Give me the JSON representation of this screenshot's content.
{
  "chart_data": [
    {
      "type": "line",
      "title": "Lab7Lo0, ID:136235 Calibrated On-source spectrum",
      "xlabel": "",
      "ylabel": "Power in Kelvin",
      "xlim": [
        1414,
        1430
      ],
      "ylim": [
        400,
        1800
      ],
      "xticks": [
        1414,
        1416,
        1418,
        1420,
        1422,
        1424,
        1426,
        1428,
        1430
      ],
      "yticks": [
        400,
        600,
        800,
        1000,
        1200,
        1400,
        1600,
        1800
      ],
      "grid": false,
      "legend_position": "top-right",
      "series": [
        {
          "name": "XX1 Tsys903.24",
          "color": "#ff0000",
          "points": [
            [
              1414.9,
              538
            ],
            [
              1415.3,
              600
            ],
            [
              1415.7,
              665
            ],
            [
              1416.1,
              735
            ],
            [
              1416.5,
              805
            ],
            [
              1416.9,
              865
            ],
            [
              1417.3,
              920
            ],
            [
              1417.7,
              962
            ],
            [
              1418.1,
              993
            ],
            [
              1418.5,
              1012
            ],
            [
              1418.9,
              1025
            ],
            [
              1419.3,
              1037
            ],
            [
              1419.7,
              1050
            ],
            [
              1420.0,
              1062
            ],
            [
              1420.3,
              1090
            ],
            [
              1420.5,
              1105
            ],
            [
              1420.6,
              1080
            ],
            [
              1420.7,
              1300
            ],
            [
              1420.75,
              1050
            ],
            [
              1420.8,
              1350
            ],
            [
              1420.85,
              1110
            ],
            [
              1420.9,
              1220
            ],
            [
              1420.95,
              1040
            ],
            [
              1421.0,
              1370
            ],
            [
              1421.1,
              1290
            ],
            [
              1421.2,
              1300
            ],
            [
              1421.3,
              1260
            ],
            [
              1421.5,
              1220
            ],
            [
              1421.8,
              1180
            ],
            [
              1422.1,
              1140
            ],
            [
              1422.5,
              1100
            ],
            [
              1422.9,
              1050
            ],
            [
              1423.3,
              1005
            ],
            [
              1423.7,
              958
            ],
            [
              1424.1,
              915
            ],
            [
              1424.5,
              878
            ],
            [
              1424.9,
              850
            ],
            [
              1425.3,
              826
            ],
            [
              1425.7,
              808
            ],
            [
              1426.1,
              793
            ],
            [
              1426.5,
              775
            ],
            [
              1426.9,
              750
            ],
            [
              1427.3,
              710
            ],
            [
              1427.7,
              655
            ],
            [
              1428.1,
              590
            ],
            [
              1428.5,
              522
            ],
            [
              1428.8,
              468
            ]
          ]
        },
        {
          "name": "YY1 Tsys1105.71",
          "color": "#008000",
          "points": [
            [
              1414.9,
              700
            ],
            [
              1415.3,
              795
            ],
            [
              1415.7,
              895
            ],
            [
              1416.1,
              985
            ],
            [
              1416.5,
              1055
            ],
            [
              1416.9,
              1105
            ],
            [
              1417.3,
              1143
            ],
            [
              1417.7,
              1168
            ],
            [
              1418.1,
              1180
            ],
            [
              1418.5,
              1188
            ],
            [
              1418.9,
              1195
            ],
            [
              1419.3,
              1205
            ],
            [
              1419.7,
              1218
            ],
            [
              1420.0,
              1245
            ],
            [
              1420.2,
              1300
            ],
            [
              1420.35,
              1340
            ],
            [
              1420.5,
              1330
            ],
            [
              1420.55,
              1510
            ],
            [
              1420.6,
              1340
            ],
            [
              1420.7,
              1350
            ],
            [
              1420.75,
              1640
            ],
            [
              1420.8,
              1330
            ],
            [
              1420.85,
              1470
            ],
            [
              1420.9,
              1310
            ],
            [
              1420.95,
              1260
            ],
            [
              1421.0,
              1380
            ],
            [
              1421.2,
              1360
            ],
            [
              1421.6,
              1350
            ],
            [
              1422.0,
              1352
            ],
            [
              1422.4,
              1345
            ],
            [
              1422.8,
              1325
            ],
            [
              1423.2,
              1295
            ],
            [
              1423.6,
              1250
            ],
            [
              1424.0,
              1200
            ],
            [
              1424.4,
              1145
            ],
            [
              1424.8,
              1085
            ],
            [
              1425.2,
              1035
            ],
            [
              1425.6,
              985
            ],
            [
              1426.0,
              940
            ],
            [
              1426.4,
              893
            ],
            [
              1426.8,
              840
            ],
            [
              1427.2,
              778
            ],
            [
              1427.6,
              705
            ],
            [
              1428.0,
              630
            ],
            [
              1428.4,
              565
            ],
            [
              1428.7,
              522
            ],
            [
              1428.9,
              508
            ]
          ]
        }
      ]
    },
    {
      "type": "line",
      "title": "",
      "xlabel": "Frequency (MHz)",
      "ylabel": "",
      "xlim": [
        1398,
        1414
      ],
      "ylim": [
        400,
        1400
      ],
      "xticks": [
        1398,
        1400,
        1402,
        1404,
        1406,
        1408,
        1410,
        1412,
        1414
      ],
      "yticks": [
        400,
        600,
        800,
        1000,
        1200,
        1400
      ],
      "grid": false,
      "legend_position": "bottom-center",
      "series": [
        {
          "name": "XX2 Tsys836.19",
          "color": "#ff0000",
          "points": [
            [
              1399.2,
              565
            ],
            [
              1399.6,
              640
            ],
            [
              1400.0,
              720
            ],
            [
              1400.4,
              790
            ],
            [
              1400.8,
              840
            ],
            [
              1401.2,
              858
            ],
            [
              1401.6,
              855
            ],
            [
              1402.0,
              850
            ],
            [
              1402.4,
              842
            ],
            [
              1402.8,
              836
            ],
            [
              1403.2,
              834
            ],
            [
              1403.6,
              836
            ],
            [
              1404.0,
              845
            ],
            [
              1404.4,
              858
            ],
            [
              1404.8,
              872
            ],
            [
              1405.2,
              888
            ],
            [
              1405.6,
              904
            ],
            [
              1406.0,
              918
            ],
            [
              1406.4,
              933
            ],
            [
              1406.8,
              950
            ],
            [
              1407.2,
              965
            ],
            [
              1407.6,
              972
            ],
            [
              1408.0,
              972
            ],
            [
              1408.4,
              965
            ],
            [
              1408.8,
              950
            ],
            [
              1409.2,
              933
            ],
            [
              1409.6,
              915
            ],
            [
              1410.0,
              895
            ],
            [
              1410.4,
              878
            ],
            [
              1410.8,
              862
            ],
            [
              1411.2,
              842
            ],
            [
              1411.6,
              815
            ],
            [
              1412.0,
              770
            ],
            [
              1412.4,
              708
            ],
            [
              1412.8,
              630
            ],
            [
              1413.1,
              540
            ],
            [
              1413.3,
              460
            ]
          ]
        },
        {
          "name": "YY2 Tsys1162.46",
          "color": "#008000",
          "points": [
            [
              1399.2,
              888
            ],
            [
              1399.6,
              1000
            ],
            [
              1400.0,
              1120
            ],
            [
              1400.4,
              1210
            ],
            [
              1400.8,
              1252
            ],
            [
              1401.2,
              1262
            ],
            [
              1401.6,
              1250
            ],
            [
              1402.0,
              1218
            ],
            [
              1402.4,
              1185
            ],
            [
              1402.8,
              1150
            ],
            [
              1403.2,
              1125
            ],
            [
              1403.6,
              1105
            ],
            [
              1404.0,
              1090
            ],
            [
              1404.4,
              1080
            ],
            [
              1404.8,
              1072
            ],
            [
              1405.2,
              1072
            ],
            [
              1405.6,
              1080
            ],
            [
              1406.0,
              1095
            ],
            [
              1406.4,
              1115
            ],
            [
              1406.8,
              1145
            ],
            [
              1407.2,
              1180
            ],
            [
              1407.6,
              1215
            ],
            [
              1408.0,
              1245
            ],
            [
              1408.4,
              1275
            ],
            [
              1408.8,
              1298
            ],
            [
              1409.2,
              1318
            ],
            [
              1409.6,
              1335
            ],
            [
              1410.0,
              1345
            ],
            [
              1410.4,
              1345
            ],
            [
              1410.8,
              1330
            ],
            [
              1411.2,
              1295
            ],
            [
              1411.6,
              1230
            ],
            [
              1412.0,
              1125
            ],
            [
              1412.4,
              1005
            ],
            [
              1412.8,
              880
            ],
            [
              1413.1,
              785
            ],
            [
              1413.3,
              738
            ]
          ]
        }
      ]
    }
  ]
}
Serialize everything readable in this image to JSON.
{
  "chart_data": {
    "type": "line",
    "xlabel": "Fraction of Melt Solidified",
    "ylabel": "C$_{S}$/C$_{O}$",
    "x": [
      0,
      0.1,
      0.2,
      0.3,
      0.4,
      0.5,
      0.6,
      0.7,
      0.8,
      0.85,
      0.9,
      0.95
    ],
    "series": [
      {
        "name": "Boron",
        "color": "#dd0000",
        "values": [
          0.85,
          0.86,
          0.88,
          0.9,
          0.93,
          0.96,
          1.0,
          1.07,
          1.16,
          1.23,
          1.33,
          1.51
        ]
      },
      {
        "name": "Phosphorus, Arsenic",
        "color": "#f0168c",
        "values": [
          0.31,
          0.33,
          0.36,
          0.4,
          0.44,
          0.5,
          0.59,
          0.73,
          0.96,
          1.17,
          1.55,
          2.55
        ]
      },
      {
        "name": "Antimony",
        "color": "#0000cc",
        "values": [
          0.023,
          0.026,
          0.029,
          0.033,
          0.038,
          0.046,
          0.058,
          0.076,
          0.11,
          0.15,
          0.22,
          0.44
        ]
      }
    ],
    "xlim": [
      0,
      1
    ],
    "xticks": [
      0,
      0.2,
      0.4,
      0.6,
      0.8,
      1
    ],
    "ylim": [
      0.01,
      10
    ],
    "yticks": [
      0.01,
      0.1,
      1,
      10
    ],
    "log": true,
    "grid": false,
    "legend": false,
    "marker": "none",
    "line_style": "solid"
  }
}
○ ○ ○ ○ ○
- Task: Extract, from the material above, each line holding the word "ylabel".

- Result of the exercise:
      "ylabel": "Power in Kelvin",
      "ylabel": "",
    "ylabel": "C$_{S}$/C$_{O}$",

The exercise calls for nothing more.